__Source passage__:
START

Already on GitHub? Sign in to your account

Mytek Stereo192-DSD-DAC crackling since duplex stream synchronisation removal CIP_SYNC_TO_DEVICE in 2016 #34

Closed
vermeeren opened this issue Mar 15, 2021 · 20 comments
Assignees
Labels

Comments

@vermeeren
Copy link
Contributor

vermeeren commented Mar 15, 2021

Hi Takashi,

With Mytek Stereo192-DSD-DAC there is consistent crackling in audio stream with post-2016 driver stack, I believe due to quirk in firmware or hardware of Stereo192-DSD-DAC with Dice Mini (TCD2210) possibly in combination with ALSA firewire driver, as Focusrite Saffire Pro 24 microphone interface works well with both old and new driver stack. Here are some loopback recordings with following configuration: MPD -> Jack -> Stereo192 -> Headphones -> Microphone -> Pro24 -> Jack -> Audacity. Audio signal is 1khz test tone, there are no XRUNs in driver, except possibly 96000hz example.

demonstration.tar.gz (file 192000_olddrv.flac demonstrates correct playback with old ALSA firewire driver stack.)

I originally discovered this in 2016, and reported the issue to alsa-devel in 2017[1]. At the time, changes in ALSA firewire stack were major, causing not only crackling but also failure to change sampling frequency rate. I note current driver already re-implemented all such features in presumably a much better way, as it's working very well besides crackling issue. Later I submitted patch for hard-coded parameters for Stereo192-DSD-DAC in 2018[2], which is required for this model. Finally we had some brief contact in 2020 about another user attempting to use this device[3].

Since 2016 I have been running old ALSA firewire stack for DICE (snd_firewire_lib and snd_dice), which is based upon:

  • 2eb65d67afbf9364b525b657f1475d1a2cbc27de ALSA: dice: expand timeout to wait for Dice notification

Various minor changes and cherry picks over the years to keep it compatible with more modern kernel and backports for important bugs. Recently I upgraded from Debian buster to Debian bullseye, which is from kernel 4.19 to 5.10. It appears changes in ALSA have been significant and not fully backwards compatible, as with old modules suspend is broken, poweroff occasionally has hard CPU lockup and there are stability issues when doing insmod rmmod at times, especially rmmod firewire_ohci. Current kernel is 5.10.19-1 with Debian version 5.10.0-4-rt-amd64.

As running with old modules appears to be no longer feasible due to above issues, which do not occur with new modules, it was time to fully research the exact issue and determine which exact commit introduces this regression for Stereo192-DSD-DAC. This meant reading through the commit messages and code changes of ALSA firewire stack between last known good version 2eb65d67afbf9364b525b657f1475d1a2cbc27de and known broken version kernel v4.6, as well as general reading of all later commits to see if there may have been relevant changes.

END

__Data excerpt__:
START

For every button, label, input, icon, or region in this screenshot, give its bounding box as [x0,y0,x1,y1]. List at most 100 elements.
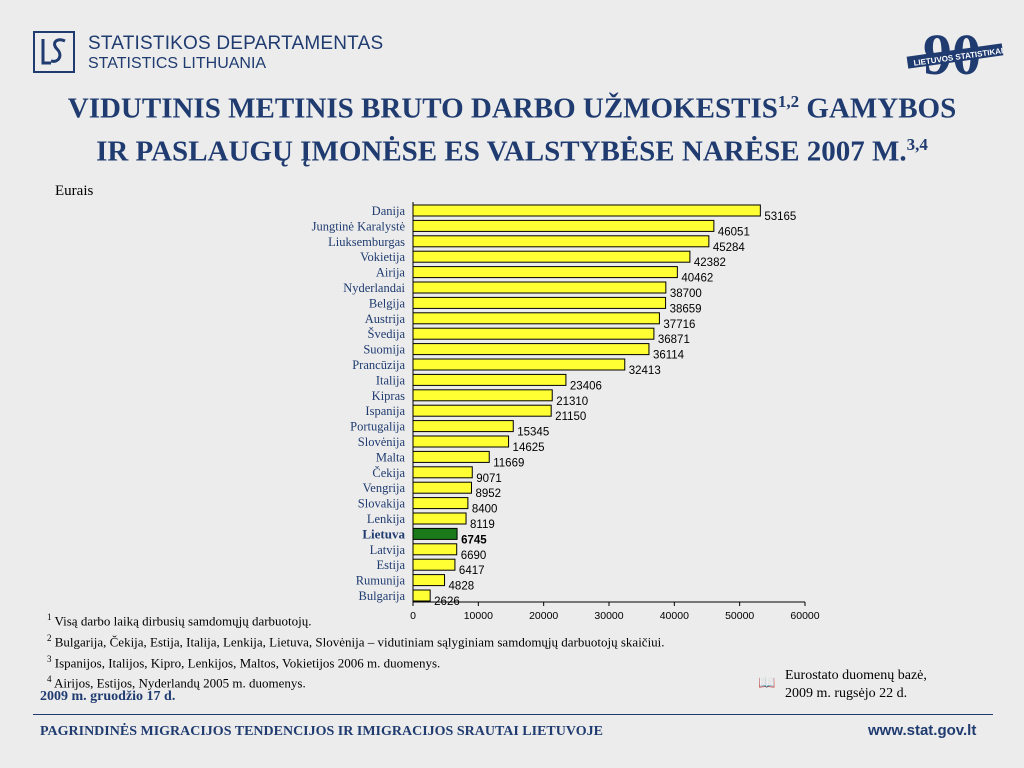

END

__Problems to solve__:
**a)** From the crackling issue report, reproduce the passage starting with "vermeeren commented Mar" and going on through "firewire driver stack.)".
**b)** Answer these questions from the crackling issue report:
(i) Which microphone interface works well with both the old and the new driver stack?
(ii) In what year was the issue reported to alsa-devel?
(iii) Between which two Debian releases did the upgrade take place?
**c)** Continue the crackling issue report from the point where it stops.

__Responses for each task__:
**a)**
vermeeren commented Mar 15, 2021

Hi Takashi,

With Mytek Stereo192-DSD-DAC there is consistent crackling in audio stream with post-2016 driver stack, I believe due to quirk in firmware or hardware of Stereo192-DSD-DAC with Dice Mini (TCD2210) possibly in combination with ALSA firewire driver, as Focusrite Saffire Pro 24 microphone interface works well with both old and new driver stack. Here are some loopback recordings with following configuration: MPD -> Jack -> Stereo192 -> Headphones -> Microphone -> Pro24 -> Jack -> Audacity. Audio signal is 1khz test tone, there are no XRUNs in driver, except possibly 96000hz example.

demonstration.tar.gz (file 192000_olddrv.flac demonstrates correct playback with old ALSA firewire driver stack.)

**b)**
(i) The Focusrite Saffire Pro 24.
(ii) 2017.
(iii) From Debian buster to Debian bullseye.

**c)**
After a tedious process of merging in changes per commit, making it build with modern kernel, and module removal and insertion I was able to identify the commit resulting in the crackling regression for Stereo192-DSD-DAC:

  • 1387e3eafa94837342b044b429b79830998009ac ALSA: dice: drop duplex streams synchronization to transfer own time stamps

This commit effectively disables usage of CIP_SYNC_TO_DEVICE, resulting in loss of duplex stream synchronisation as described in commit message. This unexpectedly causes the crackling issue on Stereo192-DSD-DAC. However, from commit message:

As long as I experienced, this causes the units to generate no sounds at
first time to receive packets. This issue occurs only with Dice II. I guess
this is due to a quirk of the PLL. In short, the PLL cannot generate firm
signals to ADCs/DACs or the other ICs when no packets are received in the
beginning of packet streaming. While, on second time or later, the unit
generates sound correctly. I guess that starting packet streaming at first
time sets the PLL correctly.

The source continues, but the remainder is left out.